## BEGIN Input rows

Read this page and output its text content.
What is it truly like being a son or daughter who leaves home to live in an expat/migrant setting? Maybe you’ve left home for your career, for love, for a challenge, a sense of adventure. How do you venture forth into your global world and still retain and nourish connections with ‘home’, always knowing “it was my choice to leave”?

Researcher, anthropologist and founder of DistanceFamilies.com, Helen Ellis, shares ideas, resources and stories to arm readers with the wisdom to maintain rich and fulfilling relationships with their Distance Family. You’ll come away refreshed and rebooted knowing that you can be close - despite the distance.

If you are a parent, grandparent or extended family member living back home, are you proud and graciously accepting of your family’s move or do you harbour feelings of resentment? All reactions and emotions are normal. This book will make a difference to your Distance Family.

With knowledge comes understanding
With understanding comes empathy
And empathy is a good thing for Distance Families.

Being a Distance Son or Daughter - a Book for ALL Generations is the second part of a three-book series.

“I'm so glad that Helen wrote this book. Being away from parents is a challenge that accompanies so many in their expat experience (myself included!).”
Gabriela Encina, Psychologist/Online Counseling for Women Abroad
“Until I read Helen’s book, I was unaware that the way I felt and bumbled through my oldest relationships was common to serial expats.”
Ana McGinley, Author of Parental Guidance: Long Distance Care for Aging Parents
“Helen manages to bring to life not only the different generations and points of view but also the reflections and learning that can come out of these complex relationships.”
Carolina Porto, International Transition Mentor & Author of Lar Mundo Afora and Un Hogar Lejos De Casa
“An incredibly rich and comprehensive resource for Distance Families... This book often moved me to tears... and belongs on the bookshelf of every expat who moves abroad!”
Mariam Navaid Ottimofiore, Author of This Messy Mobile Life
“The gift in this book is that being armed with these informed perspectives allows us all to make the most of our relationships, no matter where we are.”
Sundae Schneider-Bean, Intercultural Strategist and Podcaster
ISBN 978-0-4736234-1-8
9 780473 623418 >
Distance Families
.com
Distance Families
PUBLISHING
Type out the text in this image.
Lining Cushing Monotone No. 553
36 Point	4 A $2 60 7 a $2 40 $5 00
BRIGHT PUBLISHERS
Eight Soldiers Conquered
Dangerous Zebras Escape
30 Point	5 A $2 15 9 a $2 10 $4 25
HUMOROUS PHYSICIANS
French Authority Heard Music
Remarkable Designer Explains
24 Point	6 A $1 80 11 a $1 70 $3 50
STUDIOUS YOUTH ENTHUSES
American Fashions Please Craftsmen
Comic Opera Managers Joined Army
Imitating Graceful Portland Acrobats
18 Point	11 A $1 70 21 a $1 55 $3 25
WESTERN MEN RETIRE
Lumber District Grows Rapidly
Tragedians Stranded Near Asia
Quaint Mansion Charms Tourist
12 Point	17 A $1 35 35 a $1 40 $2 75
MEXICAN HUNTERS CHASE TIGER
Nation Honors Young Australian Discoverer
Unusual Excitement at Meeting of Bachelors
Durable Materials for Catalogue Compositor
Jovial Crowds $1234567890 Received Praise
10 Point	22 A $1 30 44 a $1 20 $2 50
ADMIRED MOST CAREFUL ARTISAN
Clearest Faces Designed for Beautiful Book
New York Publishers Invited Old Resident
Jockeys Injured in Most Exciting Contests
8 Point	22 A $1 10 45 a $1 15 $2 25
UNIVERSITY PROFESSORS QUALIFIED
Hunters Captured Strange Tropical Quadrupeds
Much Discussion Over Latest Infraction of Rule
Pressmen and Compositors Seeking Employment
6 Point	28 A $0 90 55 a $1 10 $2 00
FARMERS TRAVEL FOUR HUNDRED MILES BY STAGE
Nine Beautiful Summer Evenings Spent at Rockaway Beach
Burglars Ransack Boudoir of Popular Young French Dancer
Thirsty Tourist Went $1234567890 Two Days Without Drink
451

## END Input rows

◆ **What you should do**: Within the listing above, find every line containing the string "home" and return it.

◆ **Result**:
What is it truly like being a son or daughter who leaves home to live in an expat/migrant setting? Maybe you’ve left home for your career, for love, for a challenge, a sense of adventure. How do you venture forth into your global world and still retain and nourish connections with ‘home’, always knowing “it was my choice to leave”?
If you are a parent, grandparent or extended family member living back home, are you proud and graciously accepting of your family’s move or do you harbour feelings of resentment? All reactions and emotions are normal. This book will make a difference to your Distance Family.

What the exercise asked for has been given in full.